§ EXERCISE INSTRUCTIONS
Exact copies are required of the lines from the line containing "What's the underlying" through the final line of the listing, both included, and of no other lines.

____ PROVIDED ENTRIES

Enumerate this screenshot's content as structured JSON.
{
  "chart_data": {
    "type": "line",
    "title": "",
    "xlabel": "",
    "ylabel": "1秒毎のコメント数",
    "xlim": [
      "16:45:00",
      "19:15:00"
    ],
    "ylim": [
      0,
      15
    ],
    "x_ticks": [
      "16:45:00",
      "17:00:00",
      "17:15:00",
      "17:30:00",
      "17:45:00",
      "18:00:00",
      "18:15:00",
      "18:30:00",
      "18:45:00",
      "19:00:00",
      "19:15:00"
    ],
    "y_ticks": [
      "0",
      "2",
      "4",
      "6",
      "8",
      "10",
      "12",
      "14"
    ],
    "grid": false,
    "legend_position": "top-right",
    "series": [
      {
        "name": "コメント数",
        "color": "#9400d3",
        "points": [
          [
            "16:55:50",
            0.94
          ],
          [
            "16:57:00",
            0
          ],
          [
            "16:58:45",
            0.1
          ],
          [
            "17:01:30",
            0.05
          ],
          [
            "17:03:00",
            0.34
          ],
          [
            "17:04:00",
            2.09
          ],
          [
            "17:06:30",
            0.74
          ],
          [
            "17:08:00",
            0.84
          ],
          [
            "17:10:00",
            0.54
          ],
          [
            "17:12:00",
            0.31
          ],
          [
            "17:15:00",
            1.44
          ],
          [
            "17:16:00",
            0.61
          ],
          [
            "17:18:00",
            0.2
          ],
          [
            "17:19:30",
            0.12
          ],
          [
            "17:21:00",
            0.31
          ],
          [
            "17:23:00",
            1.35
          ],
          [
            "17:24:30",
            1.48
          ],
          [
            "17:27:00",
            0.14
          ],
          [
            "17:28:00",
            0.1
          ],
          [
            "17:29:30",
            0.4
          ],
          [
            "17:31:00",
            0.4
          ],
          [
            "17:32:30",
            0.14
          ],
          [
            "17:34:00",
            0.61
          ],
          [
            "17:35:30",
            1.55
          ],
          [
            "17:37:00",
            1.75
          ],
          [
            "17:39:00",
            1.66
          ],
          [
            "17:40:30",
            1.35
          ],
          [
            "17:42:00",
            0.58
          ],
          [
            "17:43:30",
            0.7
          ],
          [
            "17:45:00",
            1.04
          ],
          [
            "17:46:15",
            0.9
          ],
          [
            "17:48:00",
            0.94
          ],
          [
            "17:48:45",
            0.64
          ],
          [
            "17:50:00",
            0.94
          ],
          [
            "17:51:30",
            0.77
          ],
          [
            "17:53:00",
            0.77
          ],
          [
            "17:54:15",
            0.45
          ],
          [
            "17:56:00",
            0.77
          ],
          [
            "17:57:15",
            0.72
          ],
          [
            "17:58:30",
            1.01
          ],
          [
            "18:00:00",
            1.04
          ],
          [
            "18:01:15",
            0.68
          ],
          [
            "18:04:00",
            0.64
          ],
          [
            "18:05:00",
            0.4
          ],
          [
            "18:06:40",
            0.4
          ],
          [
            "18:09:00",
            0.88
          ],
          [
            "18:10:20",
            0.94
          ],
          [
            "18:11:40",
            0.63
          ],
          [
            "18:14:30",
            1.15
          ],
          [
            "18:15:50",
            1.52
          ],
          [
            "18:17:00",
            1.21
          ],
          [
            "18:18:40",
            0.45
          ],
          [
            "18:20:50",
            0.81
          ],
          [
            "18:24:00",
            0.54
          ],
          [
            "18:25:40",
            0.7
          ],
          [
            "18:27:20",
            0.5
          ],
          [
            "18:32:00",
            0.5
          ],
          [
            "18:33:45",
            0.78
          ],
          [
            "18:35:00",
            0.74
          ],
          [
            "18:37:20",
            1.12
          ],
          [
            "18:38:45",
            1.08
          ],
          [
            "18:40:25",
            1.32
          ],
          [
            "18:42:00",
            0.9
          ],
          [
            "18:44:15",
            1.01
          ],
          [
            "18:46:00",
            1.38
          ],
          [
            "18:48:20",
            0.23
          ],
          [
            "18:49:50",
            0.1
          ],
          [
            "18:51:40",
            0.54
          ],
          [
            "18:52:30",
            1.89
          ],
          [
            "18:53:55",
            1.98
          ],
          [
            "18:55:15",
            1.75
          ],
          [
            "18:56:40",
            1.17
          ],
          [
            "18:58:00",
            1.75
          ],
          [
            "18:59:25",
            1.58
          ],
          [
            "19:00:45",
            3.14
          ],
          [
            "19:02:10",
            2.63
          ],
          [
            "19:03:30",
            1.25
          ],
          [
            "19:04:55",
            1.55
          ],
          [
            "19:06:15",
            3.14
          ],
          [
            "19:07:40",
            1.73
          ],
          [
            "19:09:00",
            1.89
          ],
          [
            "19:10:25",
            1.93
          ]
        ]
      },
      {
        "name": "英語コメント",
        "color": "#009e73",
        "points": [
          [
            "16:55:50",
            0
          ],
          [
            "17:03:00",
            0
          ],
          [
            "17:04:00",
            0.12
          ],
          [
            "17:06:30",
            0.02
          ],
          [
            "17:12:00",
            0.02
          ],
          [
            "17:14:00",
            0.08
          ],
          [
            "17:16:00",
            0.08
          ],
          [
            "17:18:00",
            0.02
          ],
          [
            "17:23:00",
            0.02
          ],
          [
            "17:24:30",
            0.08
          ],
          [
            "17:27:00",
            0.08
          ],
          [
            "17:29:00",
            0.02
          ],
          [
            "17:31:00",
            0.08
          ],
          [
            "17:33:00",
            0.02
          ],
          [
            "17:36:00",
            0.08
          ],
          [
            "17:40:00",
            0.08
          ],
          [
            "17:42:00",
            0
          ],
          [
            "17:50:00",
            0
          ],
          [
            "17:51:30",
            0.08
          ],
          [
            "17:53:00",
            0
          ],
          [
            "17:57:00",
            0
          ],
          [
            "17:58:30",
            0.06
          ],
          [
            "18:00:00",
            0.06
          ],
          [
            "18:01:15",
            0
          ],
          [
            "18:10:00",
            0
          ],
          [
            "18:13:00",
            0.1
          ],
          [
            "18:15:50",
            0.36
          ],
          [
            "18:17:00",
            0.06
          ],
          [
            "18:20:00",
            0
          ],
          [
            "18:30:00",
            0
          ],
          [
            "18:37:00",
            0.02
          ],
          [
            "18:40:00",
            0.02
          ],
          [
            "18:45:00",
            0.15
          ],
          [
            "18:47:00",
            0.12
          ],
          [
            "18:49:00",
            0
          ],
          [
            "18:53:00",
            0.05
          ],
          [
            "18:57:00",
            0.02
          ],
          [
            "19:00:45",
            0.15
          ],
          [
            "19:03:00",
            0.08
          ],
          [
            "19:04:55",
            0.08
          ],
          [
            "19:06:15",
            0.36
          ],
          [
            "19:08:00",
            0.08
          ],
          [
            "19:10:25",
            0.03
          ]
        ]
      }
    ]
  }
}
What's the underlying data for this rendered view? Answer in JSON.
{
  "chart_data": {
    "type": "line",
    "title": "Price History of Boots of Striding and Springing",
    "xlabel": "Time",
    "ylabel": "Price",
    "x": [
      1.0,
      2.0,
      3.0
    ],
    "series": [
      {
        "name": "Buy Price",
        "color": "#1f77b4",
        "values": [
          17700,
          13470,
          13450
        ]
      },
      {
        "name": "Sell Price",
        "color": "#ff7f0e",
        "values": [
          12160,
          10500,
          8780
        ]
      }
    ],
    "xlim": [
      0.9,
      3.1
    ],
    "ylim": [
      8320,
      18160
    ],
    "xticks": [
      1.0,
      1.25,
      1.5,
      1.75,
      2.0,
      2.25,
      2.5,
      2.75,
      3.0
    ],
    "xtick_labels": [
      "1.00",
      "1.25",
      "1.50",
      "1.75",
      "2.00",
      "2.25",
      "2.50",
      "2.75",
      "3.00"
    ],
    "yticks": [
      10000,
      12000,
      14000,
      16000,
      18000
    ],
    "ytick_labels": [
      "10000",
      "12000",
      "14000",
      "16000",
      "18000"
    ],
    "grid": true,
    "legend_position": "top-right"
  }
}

________

§ SOLVED EXERCISE
What's the underlying data for this rendered view? Answer in JSON.
{
  "chart_data": {
    "type": "line",
    "title": "Price History of Boots of Striding and Springing",
    "xlabel": "Time",
    "ylabel": "Price",
    "x": [
      1.0,
      2.0,
      3.0
    ],
    "series": [
      {
        "name": "Buy Price",
        "color": "#1f77b4",
        "values": [
          17700,
          13470,
          13450
        ]
      },
      {
        "name": "Sell Price",
        "color": "#ff7f0e",
        "values": [
          12160,
          10500,
          8780
        ]
      }
    ],
    "xlim": [
      0.9,
      3.1
    ],
    "ylim": [
      8320,
      18160
    ],
    "xticks": [
      1.0,
      1.25,
      1.5,
      1.75,
      2.0,
      2.25,
      2.5,
      2.75,
      3.0
    ],
    "xtick_labels": [
      "1.00",
      "1.25",
      "1.50",
      "1.75",
      "2.00",
      "2.25",
      "2.50",
      "2.75",
      "3.00"
    ],
    "yticks": [
      10000,
      12000,
      14000,
      16000,
      18000
    ],
    "ytick_labels": [
      "10000",
      "12000",
      "14000",
      "16000",
      "18000"
    ],
    "grid": true,
    "legend_position": "top-right"
  }
}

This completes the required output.